◆ Tasks to complete
A. Answer these questions using the passage about learning to cook on a tight budget after a move:
(i) How long were both of them unemployed after moving from Syracuse to Albany?
(ii) What kind of cheese goes on the pizza they now make themselves?
(iii) What task with a whole chicken can the writer not yet do?
B. Resume the passage about learning to cook on a tight budget after the move to Albany, picking up right after its final sentence.
(Excerpted passage)
When we moved from Syracuse to Albany and were both unemployed for 2 months we had to start getting creative and conservative with our food and limited funds. We quickly learned how to cook and started trying all sorts of new things. We didn't start a new diet or give up much we just branched out. Our typical spaghetti nights (with jarred sauce and frozen meatballs) to new favorites like chicken parm, ravioli and lasagna with our own pasta sauce, whole wheat pasta and homemade meatballs. Taco nights now include homemade whole wheat tortillas for quesadillas or burritos full of veggies rather than packet-seasoned taco beef and cheese on a corn taco shell. We make our own pizza now with real mozzarella and fresh vegetables. I can bake, fry, grill or roast a chicken (but don't ask me to cut up a whole one yet. that shit is hard). CJ has every cooking other meat or protein to perfection covered so we make a great team. We just started experimenting with flavors, herbs and spices and learning what worked well together. I started reading ingredients for things we used to buy and trying to make it on my own. It was more time consuming and sometimes we didn't eat dinner until 10 at night but we were learning and eating really well. I truly believe how healthy I ate while pregnant helped my body and the girls feel good and strong. Put good things in, get good things out. Or whatever.
(End Excerpted passage)
(Extracted information)
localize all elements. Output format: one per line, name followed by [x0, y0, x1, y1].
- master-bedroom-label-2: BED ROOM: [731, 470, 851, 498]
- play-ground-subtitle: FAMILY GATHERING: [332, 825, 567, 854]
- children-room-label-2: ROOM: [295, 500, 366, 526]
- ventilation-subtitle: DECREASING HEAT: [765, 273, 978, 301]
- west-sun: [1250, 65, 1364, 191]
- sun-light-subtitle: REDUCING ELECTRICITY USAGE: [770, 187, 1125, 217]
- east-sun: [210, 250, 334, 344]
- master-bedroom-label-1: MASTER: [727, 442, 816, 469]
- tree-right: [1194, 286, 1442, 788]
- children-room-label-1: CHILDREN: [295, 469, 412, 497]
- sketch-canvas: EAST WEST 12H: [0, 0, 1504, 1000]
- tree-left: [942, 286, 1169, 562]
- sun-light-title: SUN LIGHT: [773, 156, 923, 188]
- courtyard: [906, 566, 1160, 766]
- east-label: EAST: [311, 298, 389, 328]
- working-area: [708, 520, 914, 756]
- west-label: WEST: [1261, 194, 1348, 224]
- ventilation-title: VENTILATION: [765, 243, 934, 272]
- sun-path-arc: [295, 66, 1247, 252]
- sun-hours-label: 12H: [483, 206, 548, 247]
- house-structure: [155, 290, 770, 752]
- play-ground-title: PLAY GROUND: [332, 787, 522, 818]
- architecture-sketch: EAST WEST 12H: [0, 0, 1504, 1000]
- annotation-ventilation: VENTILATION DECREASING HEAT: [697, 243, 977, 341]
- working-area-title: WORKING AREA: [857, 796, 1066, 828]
(End Extracted information)
◆ Answers to the tasks
A.
(i) Two months.
(ii) Real mozzarella.
(iii) Cut up a whole chicken.

B.
And then we had the twins. And we ate like crap.

I knew it would be too hard to cook once they arrived and we just did not have the budget at any point to do those frozen make-ahead meals. Instead, the weekend before we delivered we stocked up on some of our old favorites: frozen Bertolli and TV dinner meals, frozen burritos, frozen breakfasts, ready made sides, cereal bars, hot pockets, pasta sauce and frozen meatballs, canned soups and the like. I got WIC in the beginning so along with a select few good staples we also had an abundance of tuna and cereal. Then there was enough lactose-free cow's milk (that I don't drink) to quench the thirst of an army. We had banned almost all of these things from our kitchen for the last few years and it pained us to bring them back but if we didn't have it I was sure we'd starve.

With me pumping I knew I had to keep my calories up and I couldn't have enough caffeine to keep me going. The way I figured it, crap food was better than no food. We go to BK or McDonald's far more than I ever thought we would and the local pizza place now knows us by name. Whatever though, I'm still feeding three people. The only problem that I didn't foresee was how it would make us feel. Here we are, almost 6 months in and although we started cooking again more frequently last month we still eat our fair share of yuck food. And we feel it. We are sluggish and run down and not just because we have two infants. CJ started drinking coffee. He doesn't even like it but for the first time in his life he liked the energy it gave him. I believe the change was so sudden our bodies are going haywire trying to make up for the loss of nutrients. We went from eating whole, healthy foods to processed garbage full of crap. So we feel like crap. It makes me worry for the girls too, this is not how we want them to live. I always believed that taste could be established from in utero but never thought about how it effects a breastfed baby. But of course it does.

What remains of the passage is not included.